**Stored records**
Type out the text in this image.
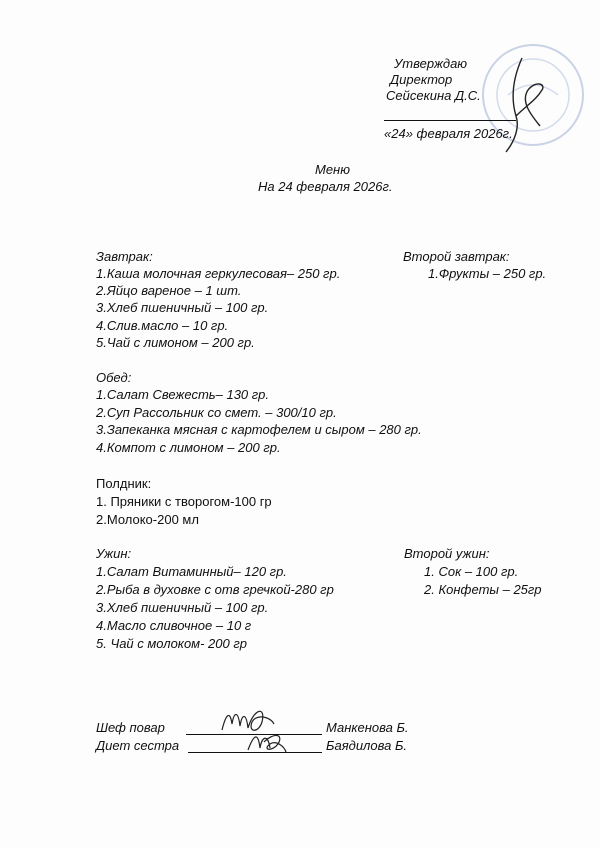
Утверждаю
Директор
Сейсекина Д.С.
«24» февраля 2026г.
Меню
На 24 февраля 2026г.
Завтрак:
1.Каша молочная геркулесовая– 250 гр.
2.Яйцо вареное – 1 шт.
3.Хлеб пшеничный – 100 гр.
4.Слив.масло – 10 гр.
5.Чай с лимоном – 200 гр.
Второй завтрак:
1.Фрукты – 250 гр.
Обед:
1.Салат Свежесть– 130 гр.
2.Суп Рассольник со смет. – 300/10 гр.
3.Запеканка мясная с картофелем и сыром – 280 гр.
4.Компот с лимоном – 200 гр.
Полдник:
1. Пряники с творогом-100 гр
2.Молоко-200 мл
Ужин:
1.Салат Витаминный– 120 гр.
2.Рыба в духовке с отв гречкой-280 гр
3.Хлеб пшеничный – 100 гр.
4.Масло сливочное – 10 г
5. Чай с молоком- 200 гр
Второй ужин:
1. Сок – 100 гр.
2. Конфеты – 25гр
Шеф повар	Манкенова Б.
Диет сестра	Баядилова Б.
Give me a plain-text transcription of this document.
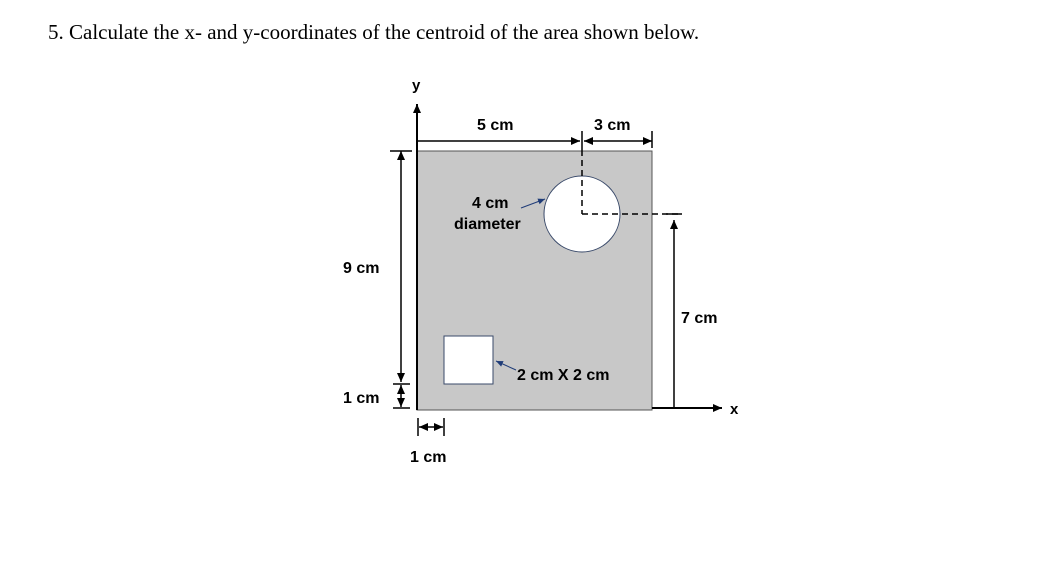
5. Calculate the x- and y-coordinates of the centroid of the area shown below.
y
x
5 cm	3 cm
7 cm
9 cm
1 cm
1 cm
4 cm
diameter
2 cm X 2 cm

**YOUR GOAL**
Reproduce every entry word for word, but skip any pictures.

**TASK OUTPUT**
Type out the text in this image.
Утверждаю
Директор
Сейсекина Д.С.
«24» февраля 2026г.
Меню
На 24 февраля 2026г.
Завтрак:
1.Каша молочная геркулесовая– 250 гр.
2.Яйцо вареное – 1 шт.
3.Хлеб пшеничный – 100 гр.
4.Слив.масло – 10 гр.
5.Чай с лимоном – 200 гр.
Второй завтрак:
1.Фрукты – 250 гр.
Обед:
1.Салат Свежесть– 130 гр.
2.Суп Рассольник со смет. – 300/10 гр.
3.Запеканка мясная с картофелем и сыром – 280 гр.
4.Компот с лимоном – 200 гр.
Полдник:
1. Пряники с творогом-100 гр
2.Молоко-200 мл
Ужин:
1.Салат Витаминный– 120 гр.
2.Рыба в духовке с отв гречкой-280 гр
3.Хлеб пшеничный – 100 гр.
4.Масло сливочное – 10 г
5. Чай с молоком- 200 гр
Второй ужин:
1. Сок – 100 гр.
2. Конфеты – 25гр
Шеф повар	Манкенова Б.
Диет сестра	Баядилова Б.
Give me a plain-text transcription of this document.
5. Calculate the x- and y-coordinates of the centroid of the area shown below.
y
x
5 cm	3 cm
7 cm
9 cm
1 cm
1 cm
4 cm
diameter
2 cm X 2 cm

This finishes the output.